WRITTEN PROBLEM 1:
From the records, copy everything from the line containing "chart-walls <box>61 20 689 353</box>" down to the line containing "back-wall <box>84 20 688 344</box>", including both of those lines, without altering a single character.
[Start of PROVIDED TEXT]
In the latest issue of Plots with Guns, a short story: “All Dog.” What happens when a Mississippi detective decides that behaving like Rust Cohle in ‘True Detective’ is a good way to pick up women? Short answer: nothing good. The longer answer involves everything from poisoned meat and fighting dogs to junkie love and shotguns.
On his excellent blog, S.W. Lauden and I recently chatted about the current state of the noir short-story market, the writing process, and how comedians like Patton Oswalt inspired the order and rhythm of tales in “Somebody’s Trying to Kill Me.”
Speaking of blogs, I have a guest posting at Do Some Damage about the ethical implications of writing fictional violence in a world that already sees enough (real) bloodshed.
And speaking of bloodshed, over at All Due Respect, I have a piece on “Drive” (2011) and the all-American tradition of the psychopathic anti-hero. If there’s one thing that’s always weirded me out about that film, it’s how many people regard Ryan Gosling’s character as a straight-up hero, when he has more in common with the great white shark from “Jaws.”
[End of PROVIDED TEXT]
WRITTEN PROBLEM 2:
Rewrite everything in the post from "Speaking of blogs, I" down to "enough (real) bloodshed.", substituting "invented violence" for "fictional violence" and leaving all other words as they are.
[Start of SOURCE MATERIAL]
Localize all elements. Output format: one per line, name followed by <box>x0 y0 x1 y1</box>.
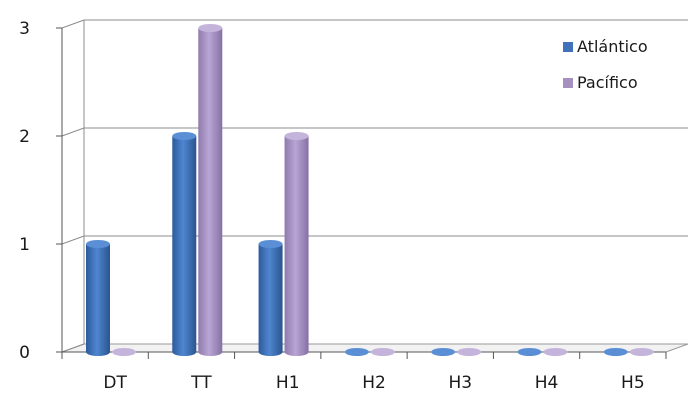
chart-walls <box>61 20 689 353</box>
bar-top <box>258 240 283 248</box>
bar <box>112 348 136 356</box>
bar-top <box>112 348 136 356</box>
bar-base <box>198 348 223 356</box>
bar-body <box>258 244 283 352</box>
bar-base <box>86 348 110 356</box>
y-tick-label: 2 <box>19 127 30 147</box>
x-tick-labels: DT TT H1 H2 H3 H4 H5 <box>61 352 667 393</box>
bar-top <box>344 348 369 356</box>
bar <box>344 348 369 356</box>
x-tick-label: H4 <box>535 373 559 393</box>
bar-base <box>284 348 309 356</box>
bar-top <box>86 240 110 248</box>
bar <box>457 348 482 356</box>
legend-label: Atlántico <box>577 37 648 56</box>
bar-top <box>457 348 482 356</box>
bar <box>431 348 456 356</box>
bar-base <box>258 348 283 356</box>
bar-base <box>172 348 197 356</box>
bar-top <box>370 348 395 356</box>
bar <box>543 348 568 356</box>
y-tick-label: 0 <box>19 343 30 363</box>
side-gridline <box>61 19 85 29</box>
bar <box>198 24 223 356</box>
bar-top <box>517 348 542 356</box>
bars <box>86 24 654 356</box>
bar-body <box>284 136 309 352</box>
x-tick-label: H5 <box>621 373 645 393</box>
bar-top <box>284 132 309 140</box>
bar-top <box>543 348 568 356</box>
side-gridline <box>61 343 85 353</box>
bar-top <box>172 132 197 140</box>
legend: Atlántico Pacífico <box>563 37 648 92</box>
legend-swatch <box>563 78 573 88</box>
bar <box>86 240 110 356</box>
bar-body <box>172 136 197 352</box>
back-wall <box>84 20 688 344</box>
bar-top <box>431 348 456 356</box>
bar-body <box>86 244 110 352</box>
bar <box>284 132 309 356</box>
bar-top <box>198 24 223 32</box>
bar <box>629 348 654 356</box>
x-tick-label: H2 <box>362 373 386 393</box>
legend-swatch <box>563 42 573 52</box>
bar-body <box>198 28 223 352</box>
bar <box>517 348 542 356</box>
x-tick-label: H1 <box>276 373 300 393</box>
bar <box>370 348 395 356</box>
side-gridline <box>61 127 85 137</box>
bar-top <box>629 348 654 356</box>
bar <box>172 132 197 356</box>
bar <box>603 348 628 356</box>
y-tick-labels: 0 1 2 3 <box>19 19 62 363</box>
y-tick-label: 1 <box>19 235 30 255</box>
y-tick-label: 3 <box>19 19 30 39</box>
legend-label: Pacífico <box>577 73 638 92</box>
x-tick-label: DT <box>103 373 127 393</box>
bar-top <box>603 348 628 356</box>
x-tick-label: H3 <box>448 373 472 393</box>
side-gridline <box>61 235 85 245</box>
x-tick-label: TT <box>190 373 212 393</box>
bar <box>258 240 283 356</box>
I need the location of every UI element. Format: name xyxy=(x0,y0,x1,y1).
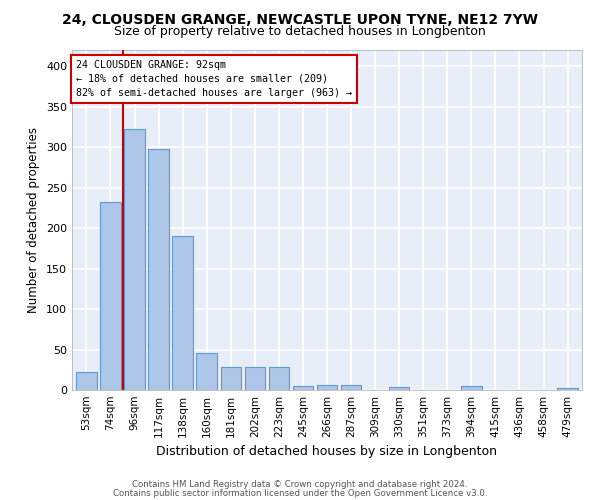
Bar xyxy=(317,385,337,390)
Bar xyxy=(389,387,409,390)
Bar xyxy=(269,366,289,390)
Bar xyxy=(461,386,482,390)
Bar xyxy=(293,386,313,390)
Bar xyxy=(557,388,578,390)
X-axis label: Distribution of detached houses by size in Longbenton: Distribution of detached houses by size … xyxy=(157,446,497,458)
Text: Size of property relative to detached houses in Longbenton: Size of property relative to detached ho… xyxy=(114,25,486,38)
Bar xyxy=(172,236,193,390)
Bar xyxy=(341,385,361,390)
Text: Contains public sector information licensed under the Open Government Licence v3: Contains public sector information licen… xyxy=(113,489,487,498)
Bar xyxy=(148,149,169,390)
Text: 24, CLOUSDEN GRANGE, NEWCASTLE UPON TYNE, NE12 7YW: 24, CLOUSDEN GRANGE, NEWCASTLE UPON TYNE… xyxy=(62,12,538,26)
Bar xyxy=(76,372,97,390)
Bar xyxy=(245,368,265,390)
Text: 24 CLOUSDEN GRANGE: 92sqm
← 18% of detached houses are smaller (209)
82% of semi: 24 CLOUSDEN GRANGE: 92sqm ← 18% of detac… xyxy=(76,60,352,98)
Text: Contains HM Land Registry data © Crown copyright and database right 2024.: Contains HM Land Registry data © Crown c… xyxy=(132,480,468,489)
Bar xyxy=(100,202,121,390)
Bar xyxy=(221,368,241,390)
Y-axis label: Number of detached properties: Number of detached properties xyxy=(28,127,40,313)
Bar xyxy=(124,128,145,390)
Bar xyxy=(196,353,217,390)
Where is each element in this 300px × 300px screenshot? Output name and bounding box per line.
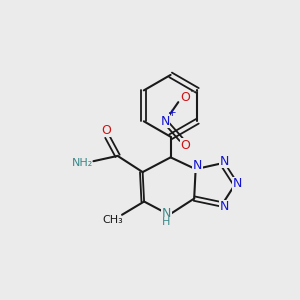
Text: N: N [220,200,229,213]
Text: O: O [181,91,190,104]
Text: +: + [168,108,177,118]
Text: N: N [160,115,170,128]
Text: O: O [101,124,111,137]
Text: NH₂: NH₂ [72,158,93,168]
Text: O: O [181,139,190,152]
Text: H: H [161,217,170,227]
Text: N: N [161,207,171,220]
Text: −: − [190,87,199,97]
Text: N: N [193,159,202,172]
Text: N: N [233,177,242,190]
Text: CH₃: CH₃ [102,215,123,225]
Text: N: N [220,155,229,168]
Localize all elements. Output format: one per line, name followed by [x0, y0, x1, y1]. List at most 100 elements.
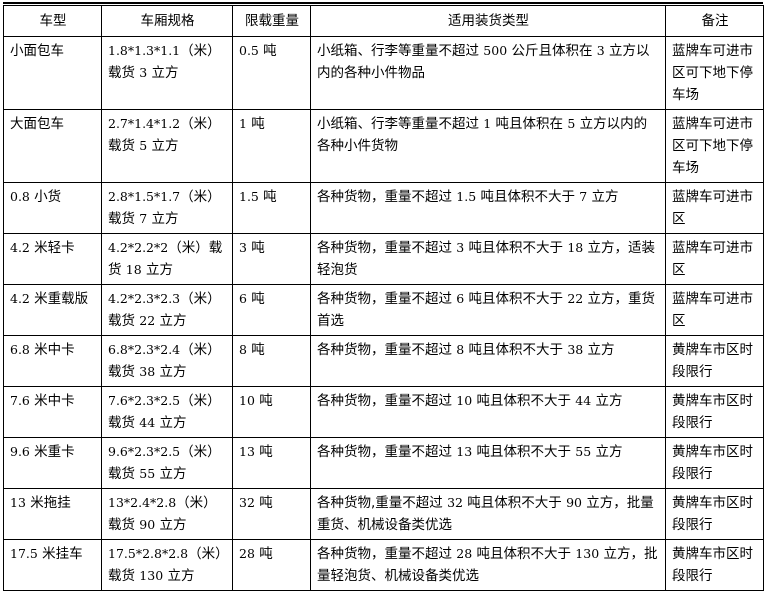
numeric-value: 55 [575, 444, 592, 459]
[End of SOURCE MATERIAL]
EXERCISE RESPONSE 1:
chart-walls <box>61 20 689 353</box>
bar-top <box>258 240 283 248</box>
bar <box>112 348 136 356</box>
bar-top <box>112 348 136 356</box>
bar-base <box>198 348 223 356</box>
bar-body <box>258 244 283 352</box>
bar-base <box>86 348 110 356</box>
y-tick-label: 2 <box>19 127 30 147</box>
x-tick-labels: DT TT H1 H2 H3 H4 H5 <box>61 352 667 393</box>
bar-top <box>344 348 369 356</box>
bar <box>344 348 369 356</box>
x-tick-label: H4 <box>535 373 559 393</box>
bar-base <box>284 348 309 356</box>
bar-top <box>86 240 110 248</box>
bar <box>457 348 482 356</box>
legend-label: Atlántico <box>577 37 648 56</box>
bar-top <box>457 348 482 356</box>
bar <box>431 348 456 356</box>
bar-base <box>258 348 283 356</box>
bar-base <box>172 348 197 356</box>
bar-top <box>370 348 395 356</box>
bar <box>543 348 568 356</box>
y-tick-label: 0 <box>19 343 30 363</box>
side-gridline <box>61 19 85 29</box>
bar <box>198 24 223 356</box>
bar-top <box>517 348 542 356</box>
bars <box>86 24 654 356</box>
bar-body <box>284 136 309 352</box>
x-tick-label: H5 <box>621 373 645 393</box>
bar-top <box>284 132 309 140</box>
bar-top <box>543 348 568 356</box>
side-gridline <box>61 343 85 353</box>
bar-top <box>172 132 197 140</box>
legend: Atlántico Pacífico <box>563 37 648 92</box>
legend-swatch <box>563 78 573 88</box>
bar <box>86 240 110 356</box>
bar-body <box>172 136 197 352</box>
back-wall <box>84 20 688 344</box>

EXERCISE RESPONSE 2:
Speaking of blogs, I have a guest posting at Do Some Damage about the ethical implications of writing invented violence in a world that already sees enough (real) bloodshed.